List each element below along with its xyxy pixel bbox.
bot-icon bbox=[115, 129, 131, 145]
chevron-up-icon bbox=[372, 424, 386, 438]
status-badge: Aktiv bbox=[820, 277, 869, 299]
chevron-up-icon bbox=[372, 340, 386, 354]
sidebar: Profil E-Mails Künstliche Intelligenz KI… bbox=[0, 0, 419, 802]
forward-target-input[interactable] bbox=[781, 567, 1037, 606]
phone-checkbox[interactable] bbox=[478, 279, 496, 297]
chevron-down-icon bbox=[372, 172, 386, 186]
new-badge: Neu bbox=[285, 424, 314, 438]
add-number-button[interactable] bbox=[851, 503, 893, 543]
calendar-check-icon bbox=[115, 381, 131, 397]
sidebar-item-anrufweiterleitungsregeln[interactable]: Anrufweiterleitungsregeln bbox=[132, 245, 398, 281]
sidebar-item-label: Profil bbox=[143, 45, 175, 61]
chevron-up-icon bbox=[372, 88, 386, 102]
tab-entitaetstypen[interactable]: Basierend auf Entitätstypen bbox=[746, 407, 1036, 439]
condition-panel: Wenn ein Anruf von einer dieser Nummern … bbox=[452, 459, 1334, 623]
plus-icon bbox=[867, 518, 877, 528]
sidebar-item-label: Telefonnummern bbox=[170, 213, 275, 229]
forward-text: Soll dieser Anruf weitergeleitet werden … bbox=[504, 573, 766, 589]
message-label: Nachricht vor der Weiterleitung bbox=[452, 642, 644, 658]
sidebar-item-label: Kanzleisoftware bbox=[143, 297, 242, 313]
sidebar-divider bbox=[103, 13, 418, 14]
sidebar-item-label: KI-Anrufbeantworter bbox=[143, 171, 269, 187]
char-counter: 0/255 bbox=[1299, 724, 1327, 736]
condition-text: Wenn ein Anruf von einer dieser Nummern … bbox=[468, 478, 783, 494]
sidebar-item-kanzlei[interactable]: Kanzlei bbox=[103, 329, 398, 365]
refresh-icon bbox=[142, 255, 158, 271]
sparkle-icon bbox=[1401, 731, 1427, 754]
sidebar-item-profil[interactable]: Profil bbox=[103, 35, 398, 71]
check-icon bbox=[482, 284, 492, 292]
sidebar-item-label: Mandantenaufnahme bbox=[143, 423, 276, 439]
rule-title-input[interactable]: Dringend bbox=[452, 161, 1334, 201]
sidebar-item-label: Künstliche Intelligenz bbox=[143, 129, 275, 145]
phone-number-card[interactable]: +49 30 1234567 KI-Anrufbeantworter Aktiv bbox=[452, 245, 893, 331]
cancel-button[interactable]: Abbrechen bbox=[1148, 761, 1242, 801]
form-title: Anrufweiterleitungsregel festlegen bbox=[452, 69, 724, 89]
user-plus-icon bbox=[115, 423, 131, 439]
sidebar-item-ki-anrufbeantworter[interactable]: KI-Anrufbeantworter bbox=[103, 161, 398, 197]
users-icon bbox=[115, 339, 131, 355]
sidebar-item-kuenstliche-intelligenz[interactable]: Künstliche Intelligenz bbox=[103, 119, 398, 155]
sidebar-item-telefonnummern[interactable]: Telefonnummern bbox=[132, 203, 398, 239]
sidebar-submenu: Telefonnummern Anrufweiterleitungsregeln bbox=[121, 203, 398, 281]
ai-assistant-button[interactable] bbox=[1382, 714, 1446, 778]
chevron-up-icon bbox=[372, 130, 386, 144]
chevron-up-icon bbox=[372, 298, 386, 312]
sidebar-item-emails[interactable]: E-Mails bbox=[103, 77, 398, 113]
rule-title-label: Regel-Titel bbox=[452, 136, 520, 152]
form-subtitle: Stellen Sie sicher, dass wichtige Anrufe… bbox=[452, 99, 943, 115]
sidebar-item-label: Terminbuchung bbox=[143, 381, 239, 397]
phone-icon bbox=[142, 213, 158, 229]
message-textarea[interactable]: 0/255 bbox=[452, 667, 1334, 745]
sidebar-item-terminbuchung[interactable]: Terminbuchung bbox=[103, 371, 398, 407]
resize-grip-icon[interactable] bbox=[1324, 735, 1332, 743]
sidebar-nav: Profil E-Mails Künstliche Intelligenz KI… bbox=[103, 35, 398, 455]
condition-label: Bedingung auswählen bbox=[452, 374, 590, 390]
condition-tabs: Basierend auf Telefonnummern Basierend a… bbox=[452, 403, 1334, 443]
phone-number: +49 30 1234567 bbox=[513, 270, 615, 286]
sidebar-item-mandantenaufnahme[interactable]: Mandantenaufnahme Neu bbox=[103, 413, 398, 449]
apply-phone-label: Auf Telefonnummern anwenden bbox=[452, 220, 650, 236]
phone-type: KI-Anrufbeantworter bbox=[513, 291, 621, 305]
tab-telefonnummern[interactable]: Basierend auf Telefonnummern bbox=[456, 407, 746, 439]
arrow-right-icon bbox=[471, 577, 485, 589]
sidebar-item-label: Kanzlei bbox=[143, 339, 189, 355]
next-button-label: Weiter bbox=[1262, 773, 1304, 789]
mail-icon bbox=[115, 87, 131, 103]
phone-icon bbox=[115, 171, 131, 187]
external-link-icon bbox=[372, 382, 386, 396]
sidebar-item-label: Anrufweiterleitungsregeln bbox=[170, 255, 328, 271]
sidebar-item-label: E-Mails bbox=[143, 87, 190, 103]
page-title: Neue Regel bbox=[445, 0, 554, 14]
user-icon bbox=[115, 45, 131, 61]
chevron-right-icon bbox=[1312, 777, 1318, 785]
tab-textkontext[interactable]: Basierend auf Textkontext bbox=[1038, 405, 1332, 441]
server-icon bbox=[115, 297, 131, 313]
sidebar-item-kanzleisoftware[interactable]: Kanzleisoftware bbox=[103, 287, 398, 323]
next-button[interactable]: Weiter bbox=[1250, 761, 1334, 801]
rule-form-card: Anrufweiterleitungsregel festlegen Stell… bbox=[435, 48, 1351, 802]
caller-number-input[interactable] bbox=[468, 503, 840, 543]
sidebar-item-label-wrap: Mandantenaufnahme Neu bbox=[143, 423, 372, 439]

════════

== Task brief ==
Pick out each line in the items above that contains the string "badge", and copy those lines in full.

== Written solution ==
status-badge: Aktiv bbox=[820, 277, 869, 299]
new-badge: Neu bbox=[285, 424, 314, 438]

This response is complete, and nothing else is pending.